WORK REQUIRED:
Using the passage on immediate implant placement, answer these questions:
1. What kind of suture stabilizes the coronally advanced flap onto the customized anatomical healing abutment?
2. What angle of screw-retained abutment did implant 13 need?
3. What type of membrane protects the particulate graft when the buccal plate is completely absent?

A coronally advanced flap (ACF) is then performed and stabilized directly onto the customized anatomical healing abutment using a non-resorbable suture (NRS), promoting maintenance of the biological width and soft tissue architecture during healing.

Importantly, in this configuration, as in all three biological situations illustrated, the palatal tissues are intentionally left untouched. No palatal flap is elevated. Preservation of the palatal periosteum and connective tissue complex maintains vascularity, minimizes apical migration of the tissues, and greatly facilitates coronal advancement and stabilization of the buccal flap.


This configuration represents the transition from contained regeneration to true guided bone regeneration, where the membrane becomes an essential component of the treatment rather than an optional adjunct.

Once the buccal plate is partially lost, regeneration no longer occurs within nature's envelope. The clinician must recreate that envelope.

Figure XC. Immediate implant placement in the absence of the buccal plate.


C represents the most challenging biological scenario, characterized by complete absence of the buccal plate. In this configuration, the defect extends from the apical region to the coronal aspect of the socket, with total loss of the vestibular osseous envelope.


Primary stability can no longer be obtained from the socket walls and therefore relies on apical anchorage in native bone. Implant positioning remains prosthetically driven and is performed using a surgical guide. Following implant placement, the intermediate abutment is connected. In the case of implant 23, a straight screw-retained abutment (SRA) was sufficient. In contrast, implant 13 required a more palatal and apical implant position to obtain primary stability, which necessitated prosthetic correction using a 17° angled SRA.


A provisional cylinder (PC) is connected to the intermediate abutment and a customized anatomical healing abutment (CAHA) is bonded to the provisional cylinder with flowable composite resin, thereby establishing the future emergence profile and providing support for soft tissue stabilization.


Given the complete absence of the buccal wall, a horizontal guided bone regeneration procedure is performed. Particulate bone graft material is placed throughout the entire extension of the defect, creating both an internal and an external graft compartment. Since no vestibular bone support exists, a resorbable membrane (RM) is used to stabilize and protect the particulate graft and to recreate the missing regenerative envelope.

Recorded data:
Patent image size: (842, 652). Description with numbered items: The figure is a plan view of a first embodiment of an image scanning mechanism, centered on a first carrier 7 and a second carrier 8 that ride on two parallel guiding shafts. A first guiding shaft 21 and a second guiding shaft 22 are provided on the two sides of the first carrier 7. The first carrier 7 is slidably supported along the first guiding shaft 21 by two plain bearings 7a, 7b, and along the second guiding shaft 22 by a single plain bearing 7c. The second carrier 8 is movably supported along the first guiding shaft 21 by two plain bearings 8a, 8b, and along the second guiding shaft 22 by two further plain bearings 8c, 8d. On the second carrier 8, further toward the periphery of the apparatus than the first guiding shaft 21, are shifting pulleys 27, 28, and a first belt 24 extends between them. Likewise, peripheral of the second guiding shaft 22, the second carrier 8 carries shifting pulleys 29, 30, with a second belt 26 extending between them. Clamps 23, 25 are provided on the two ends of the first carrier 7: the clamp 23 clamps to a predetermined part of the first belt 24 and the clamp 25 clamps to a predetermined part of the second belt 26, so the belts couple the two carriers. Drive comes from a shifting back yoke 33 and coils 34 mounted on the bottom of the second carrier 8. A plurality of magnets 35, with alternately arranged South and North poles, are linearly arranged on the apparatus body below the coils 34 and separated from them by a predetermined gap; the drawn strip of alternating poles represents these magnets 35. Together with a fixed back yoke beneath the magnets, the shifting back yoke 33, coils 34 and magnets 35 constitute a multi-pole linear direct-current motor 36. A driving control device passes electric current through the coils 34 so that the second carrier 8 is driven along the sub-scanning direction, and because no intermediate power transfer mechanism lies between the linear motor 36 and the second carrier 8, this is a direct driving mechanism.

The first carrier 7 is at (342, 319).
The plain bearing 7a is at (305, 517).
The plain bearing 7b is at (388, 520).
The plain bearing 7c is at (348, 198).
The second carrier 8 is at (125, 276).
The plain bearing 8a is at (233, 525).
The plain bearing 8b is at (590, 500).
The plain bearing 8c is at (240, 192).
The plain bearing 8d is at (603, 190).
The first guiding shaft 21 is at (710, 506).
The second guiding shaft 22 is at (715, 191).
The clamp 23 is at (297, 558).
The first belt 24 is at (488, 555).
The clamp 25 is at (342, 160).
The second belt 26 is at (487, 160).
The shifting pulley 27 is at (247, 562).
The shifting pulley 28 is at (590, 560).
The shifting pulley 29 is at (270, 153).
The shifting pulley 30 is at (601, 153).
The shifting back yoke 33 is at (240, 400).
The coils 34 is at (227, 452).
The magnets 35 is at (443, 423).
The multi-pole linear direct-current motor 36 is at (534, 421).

TASK RESPONSE:
1. A non-resorbable suture (NRS).
2. A 17° angled SRA.
3. A resorbable membrane (RM).